— begin EXERCISE INPUT —
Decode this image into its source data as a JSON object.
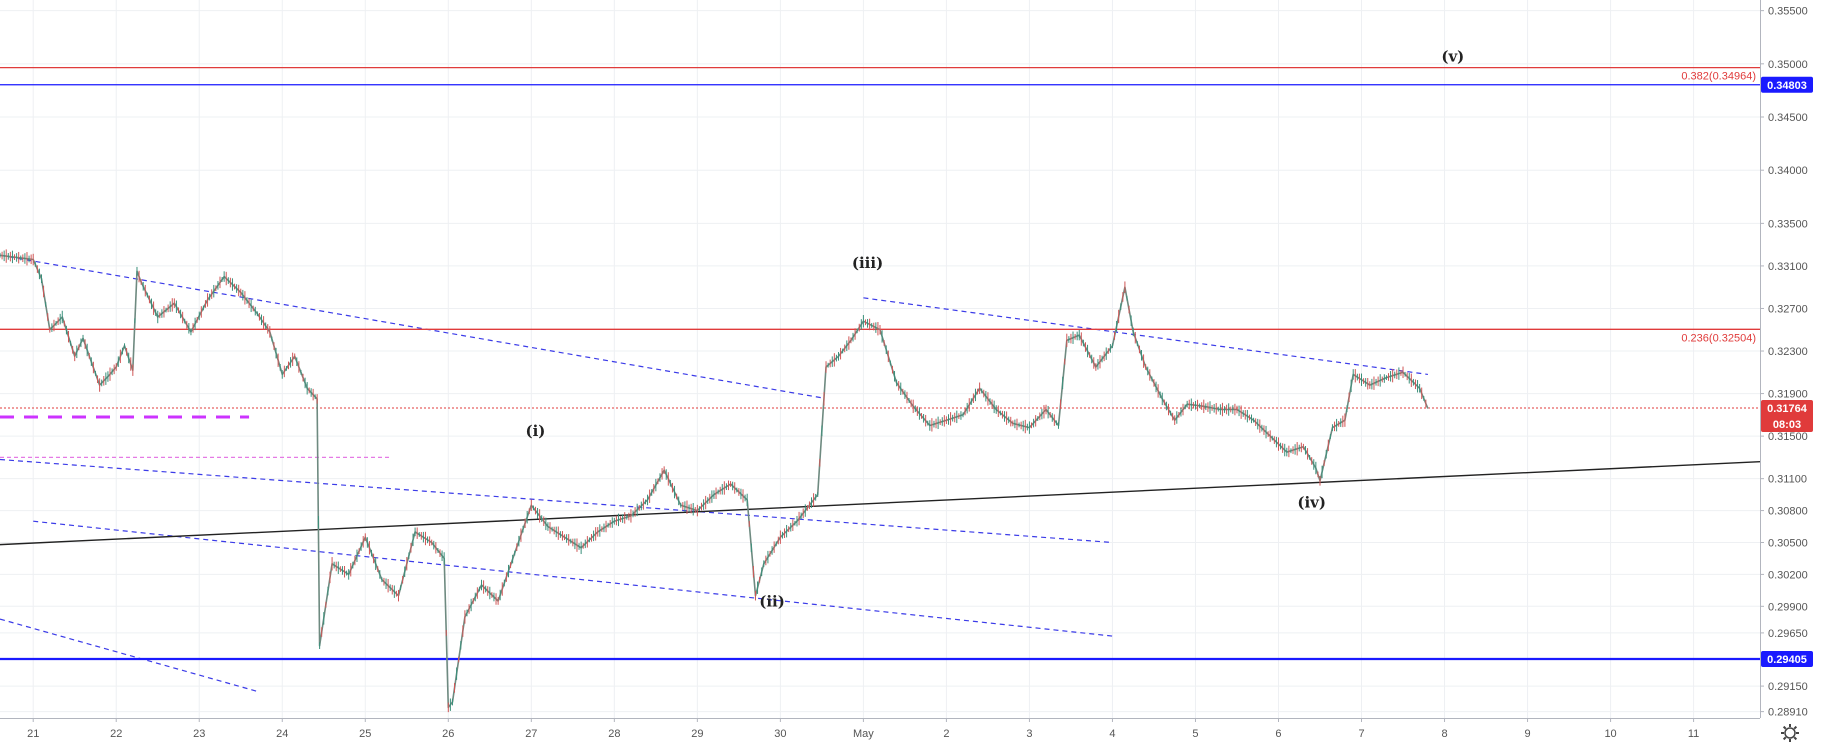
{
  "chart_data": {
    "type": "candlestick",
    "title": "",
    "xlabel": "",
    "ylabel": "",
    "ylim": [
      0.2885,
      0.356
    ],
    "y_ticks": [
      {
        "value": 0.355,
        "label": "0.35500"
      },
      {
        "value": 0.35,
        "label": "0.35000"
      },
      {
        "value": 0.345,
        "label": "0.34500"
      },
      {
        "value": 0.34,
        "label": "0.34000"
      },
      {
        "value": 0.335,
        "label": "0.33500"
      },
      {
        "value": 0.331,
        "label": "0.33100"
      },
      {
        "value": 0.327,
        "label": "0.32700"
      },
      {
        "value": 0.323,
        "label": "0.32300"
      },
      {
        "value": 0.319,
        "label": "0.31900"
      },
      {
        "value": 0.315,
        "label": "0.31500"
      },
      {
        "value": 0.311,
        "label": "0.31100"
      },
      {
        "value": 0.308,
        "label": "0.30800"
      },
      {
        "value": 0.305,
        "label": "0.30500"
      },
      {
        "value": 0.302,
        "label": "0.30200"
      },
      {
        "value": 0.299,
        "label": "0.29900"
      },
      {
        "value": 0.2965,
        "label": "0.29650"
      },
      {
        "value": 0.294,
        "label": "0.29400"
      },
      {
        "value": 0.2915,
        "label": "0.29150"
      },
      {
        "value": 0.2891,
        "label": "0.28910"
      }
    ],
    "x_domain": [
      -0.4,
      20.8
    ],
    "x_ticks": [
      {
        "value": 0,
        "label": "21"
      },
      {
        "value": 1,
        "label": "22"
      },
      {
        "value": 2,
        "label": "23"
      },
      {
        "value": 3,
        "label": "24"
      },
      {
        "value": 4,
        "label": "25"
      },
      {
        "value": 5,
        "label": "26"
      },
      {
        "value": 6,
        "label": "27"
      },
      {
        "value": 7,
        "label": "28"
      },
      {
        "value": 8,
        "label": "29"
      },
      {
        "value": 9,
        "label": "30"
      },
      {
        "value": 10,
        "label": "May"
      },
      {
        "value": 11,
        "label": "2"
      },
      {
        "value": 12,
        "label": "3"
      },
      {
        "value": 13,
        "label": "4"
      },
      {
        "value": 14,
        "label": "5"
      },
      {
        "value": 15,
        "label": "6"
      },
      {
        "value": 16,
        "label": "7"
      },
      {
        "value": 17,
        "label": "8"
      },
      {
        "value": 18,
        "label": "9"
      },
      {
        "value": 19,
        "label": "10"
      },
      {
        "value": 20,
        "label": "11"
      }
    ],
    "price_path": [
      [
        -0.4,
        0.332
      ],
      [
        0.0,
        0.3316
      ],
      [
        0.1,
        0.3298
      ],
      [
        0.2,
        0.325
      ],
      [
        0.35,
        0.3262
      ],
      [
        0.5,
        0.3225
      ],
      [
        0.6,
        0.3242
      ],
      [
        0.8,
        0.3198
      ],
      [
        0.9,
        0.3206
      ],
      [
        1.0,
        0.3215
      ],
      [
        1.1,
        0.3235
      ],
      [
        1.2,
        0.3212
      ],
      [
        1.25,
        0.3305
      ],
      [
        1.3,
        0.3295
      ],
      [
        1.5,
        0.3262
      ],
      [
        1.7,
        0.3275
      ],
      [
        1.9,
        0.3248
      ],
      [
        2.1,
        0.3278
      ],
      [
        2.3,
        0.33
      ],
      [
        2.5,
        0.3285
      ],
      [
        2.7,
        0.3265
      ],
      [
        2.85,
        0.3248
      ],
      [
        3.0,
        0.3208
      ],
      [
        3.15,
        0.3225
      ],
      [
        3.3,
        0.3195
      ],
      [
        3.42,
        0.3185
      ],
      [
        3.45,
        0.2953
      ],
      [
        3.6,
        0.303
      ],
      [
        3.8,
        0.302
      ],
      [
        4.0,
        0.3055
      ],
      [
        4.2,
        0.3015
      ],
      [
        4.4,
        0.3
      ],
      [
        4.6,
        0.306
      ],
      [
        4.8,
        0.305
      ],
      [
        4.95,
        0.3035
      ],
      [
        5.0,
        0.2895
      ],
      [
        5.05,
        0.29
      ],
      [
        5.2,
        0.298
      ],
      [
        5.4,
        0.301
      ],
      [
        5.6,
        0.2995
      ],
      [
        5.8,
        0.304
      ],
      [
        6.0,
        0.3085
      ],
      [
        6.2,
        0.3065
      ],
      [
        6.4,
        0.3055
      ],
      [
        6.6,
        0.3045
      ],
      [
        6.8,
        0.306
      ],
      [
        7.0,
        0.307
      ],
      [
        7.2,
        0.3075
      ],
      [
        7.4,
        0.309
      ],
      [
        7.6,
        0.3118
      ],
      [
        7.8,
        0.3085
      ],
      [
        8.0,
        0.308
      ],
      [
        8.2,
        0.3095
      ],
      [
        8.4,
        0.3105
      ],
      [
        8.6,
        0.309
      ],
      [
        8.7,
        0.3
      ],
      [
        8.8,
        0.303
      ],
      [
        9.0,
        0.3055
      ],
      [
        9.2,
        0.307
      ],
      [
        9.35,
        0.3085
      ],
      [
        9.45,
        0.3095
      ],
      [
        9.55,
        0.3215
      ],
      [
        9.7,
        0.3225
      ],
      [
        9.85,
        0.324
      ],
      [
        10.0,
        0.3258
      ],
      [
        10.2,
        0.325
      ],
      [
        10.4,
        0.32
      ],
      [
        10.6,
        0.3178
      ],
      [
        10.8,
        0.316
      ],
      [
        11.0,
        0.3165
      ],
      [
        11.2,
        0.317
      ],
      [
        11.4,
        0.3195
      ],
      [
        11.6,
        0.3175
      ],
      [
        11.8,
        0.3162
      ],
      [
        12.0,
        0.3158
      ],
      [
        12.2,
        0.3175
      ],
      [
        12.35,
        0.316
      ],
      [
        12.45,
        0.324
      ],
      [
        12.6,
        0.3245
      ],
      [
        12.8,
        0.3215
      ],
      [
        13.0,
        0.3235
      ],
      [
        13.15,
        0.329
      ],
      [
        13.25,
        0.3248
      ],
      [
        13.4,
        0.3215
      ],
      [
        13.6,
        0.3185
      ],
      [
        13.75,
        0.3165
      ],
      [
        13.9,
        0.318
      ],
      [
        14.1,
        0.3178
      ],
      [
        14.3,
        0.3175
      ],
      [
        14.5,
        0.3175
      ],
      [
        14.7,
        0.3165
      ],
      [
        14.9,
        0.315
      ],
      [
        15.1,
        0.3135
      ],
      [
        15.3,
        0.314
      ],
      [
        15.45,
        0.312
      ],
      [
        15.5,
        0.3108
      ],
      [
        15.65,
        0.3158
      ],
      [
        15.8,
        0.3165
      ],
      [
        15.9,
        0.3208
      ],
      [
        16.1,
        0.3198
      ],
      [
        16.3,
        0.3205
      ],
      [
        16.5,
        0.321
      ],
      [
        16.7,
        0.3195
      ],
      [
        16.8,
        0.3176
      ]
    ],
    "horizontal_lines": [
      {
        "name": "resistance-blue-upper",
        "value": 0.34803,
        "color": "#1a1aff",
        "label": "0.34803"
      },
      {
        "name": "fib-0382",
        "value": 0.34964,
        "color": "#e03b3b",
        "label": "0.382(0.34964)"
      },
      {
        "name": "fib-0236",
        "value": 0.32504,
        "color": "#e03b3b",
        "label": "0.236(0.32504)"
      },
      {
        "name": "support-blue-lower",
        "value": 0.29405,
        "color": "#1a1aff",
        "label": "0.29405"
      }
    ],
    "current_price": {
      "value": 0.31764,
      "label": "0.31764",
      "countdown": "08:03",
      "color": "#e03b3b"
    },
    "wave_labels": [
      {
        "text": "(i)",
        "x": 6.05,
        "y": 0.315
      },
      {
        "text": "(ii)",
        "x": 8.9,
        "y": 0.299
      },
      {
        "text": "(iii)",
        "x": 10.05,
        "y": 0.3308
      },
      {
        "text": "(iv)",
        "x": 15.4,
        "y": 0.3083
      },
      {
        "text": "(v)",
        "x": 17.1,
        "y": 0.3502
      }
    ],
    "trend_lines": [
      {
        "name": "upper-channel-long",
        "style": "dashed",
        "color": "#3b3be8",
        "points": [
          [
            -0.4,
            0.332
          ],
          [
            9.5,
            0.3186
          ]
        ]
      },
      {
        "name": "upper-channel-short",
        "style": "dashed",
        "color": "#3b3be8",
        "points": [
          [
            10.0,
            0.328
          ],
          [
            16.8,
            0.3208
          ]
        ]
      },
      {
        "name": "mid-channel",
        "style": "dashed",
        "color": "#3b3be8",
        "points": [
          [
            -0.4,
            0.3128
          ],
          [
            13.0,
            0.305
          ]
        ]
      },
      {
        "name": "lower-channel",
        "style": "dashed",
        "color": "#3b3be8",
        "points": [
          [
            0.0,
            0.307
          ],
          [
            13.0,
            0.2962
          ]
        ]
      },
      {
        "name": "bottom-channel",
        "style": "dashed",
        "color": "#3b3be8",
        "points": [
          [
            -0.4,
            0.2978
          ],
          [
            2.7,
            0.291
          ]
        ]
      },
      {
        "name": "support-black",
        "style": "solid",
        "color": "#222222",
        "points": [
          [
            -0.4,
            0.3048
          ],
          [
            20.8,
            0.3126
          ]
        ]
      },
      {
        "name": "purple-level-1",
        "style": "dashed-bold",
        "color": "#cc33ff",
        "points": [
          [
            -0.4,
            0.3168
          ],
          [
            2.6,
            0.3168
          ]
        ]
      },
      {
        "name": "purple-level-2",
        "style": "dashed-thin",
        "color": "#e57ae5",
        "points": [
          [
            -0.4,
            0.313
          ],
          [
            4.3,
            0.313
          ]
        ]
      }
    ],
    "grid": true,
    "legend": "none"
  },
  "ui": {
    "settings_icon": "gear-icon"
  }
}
— end EXERCISE INPUT —
*EXERCISE DIRECTIONS:*
List the lines of the records where "support" occurs.

*FINISHED EXERCISE:*
        "name": "support-blue-lower",
        "name": "support-black",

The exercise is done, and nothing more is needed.